Short problem:
Find and return each line containing "page".
Begin Material supplied
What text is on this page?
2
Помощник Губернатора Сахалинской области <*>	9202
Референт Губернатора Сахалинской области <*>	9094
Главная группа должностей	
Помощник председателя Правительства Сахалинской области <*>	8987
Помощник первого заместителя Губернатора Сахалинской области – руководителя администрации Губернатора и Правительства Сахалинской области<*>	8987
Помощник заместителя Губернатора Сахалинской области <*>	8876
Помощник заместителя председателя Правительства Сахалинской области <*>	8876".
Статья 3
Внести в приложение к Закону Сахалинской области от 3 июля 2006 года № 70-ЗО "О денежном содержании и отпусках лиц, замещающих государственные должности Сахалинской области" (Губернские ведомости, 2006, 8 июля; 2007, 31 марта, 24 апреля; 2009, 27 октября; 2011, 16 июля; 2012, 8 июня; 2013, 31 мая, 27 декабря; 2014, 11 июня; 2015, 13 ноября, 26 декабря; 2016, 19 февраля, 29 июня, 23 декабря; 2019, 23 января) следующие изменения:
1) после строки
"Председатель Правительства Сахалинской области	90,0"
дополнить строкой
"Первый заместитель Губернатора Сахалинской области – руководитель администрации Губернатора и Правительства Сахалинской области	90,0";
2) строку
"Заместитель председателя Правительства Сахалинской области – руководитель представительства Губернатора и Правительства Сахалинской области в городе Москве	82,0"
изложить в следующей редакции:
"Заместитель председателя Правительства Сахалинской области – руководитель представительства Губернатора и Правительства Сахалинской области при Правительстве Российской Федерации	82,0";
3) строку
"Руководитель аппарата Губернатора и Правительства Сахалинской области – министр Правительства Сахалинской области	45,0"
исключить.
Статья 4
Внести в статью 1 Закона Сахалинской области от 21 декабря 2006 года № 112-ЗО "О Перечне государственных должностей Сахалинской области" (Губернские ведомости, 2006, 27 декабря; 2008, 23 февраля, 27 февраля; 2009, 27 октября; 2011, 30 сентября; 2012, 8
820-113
End Material supplied
Begin Material supplied
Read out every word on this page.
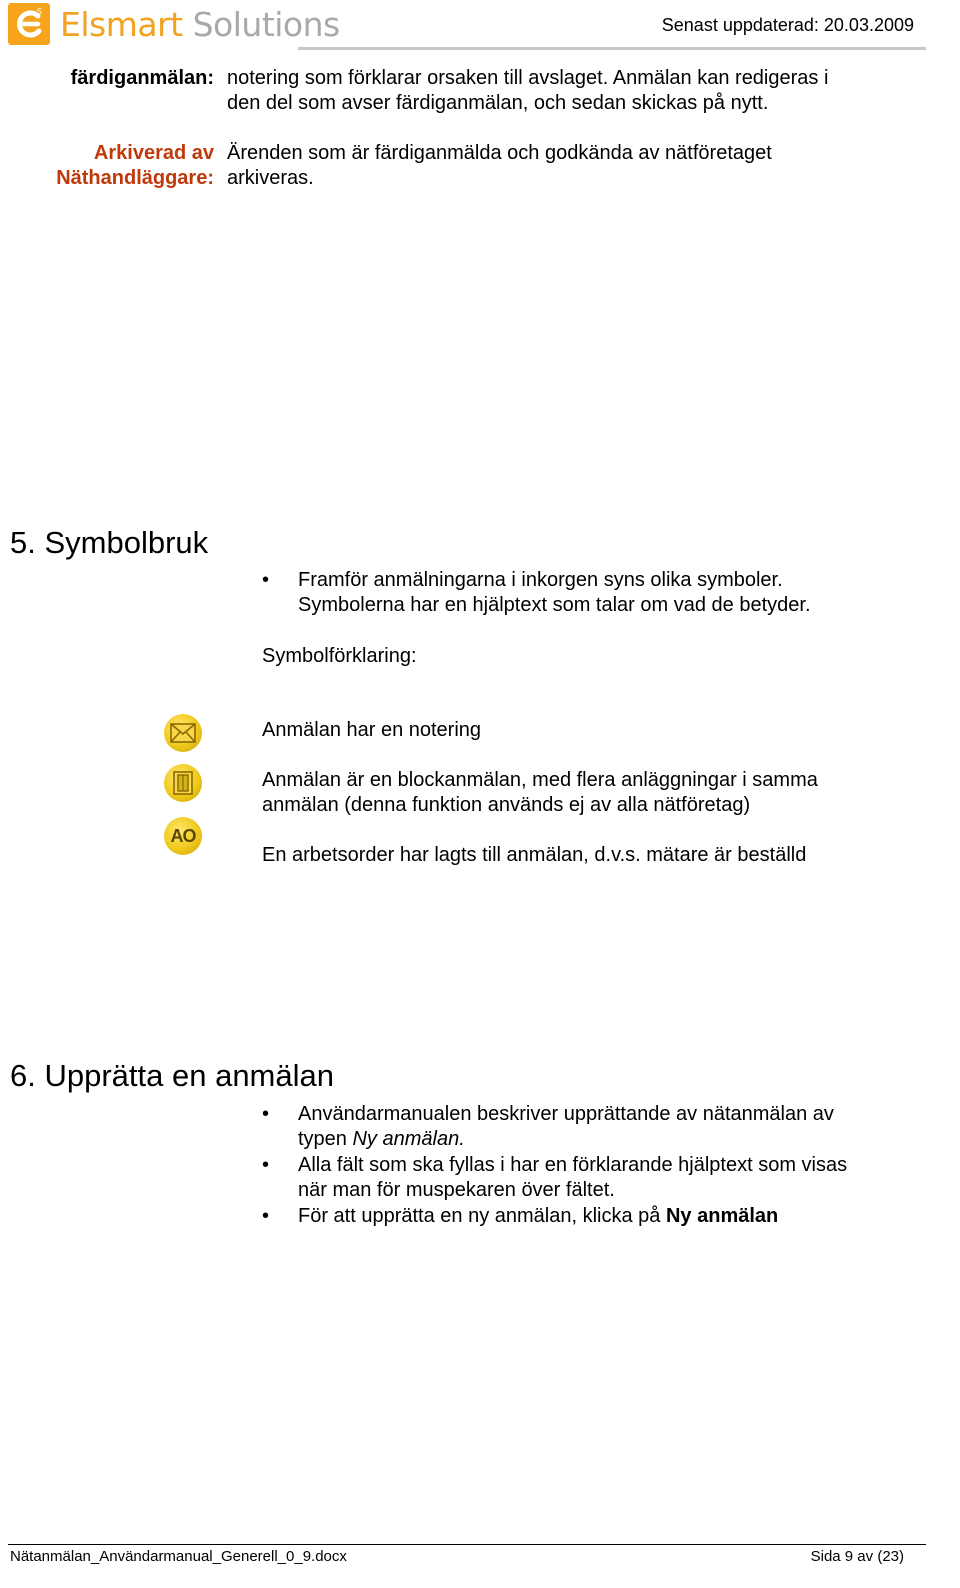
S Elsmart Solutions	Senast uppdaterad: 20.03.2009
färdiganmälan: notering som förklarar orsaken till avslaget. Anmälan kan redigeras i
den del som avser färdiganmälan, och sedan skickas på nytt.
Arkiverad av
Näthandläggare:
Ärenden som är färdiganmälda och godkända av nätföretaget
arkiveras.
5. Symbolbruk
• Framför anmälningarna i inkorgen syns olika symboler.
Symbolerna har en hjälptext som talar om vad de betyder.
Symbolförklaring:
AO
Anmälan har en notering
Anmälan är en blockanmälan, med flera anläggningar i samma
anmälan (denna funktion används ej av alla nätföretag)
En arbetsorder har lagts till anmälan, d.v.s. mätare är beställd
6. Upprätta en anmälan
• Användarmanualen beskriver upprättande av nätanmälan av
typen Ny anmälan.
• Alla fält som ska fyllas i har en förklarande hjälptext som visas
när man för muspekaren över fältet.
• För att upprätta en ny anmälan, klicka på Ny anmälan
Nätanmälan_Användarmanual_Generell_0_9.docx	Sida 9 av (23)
End Material supplied
Begin Material supplied
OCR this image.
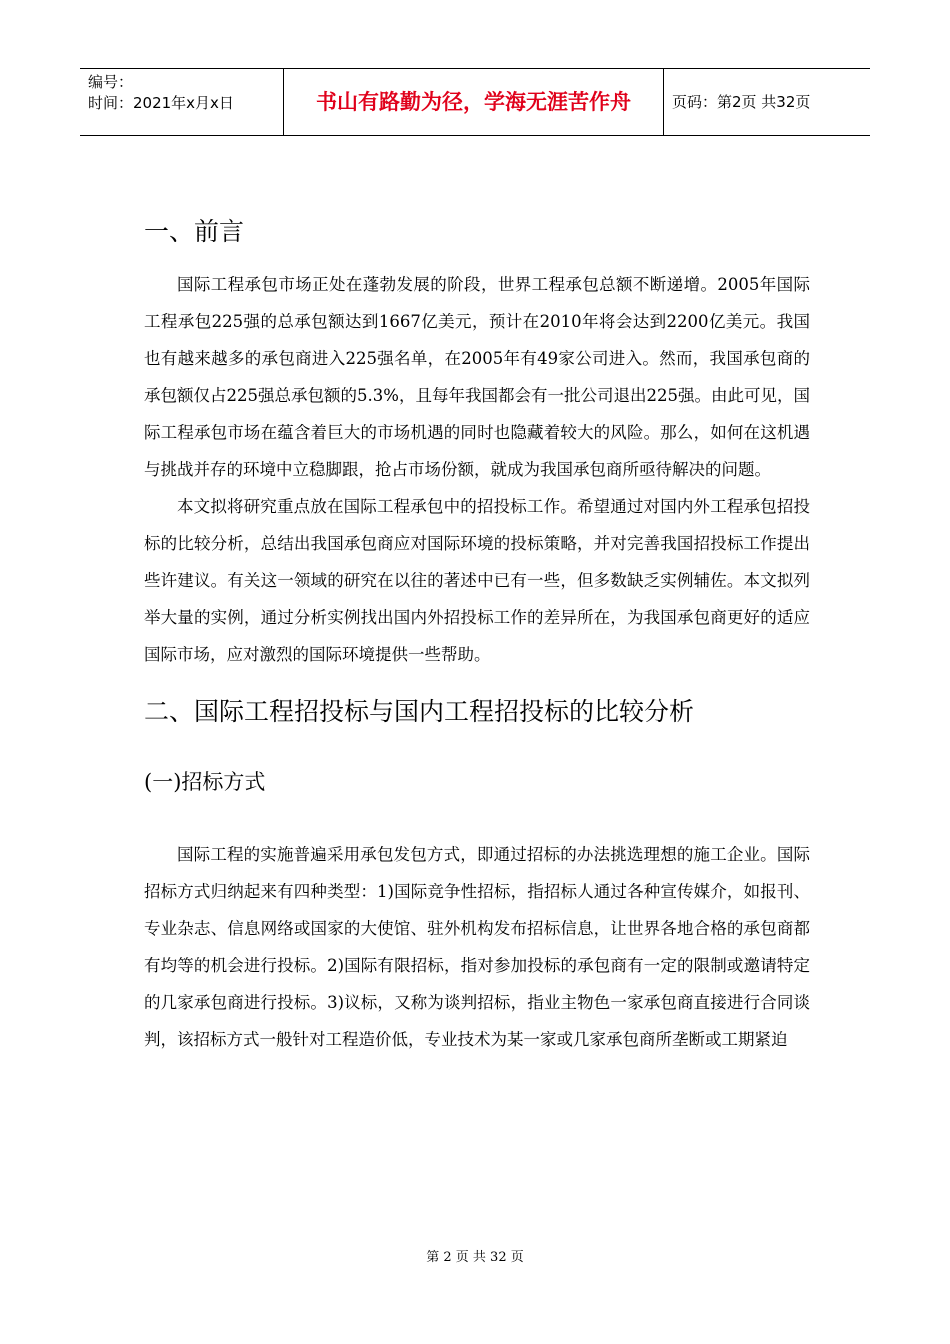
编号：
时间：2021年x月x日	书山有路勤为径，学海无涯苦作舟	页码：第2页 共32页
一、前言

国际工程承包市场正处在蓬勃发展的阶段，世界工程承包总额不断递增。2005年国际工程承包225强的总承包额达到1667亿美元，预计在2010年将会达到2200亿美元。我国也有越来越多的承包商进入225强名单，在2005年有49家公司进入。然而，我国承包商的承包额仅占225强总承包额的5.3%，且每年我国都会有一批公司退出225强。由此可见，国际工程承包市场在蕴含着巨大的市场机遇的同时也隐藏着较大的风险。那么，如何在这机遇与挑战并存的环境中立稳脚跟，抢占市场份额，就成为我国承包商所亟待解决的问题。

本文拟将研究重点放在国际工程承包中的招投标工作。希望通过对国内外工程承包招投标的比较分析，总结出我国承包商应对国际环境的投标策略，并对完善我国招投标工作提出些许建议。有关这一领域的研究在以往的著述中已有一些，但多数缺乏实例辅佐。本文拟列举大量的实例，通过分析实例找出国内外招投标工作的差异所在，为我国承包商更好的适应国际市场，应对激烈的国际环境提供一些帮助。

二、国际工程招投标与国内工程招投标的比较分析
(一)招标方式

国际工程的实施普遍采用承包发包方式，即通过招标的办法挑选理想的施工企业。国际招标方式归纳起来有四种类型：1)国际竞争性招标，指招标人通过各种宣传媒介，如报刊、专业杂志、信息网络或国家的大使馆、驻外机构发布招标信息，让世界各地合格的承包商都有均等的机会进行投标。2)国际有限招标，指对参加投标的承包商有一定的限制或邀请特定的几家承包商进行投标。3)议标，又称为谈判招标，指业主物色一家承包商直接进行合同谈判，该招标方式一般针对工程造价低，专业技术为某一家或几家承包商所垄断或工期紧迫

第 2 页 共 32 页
End Material supplied
Task result:
What text is on this page?
Read out every word on this page.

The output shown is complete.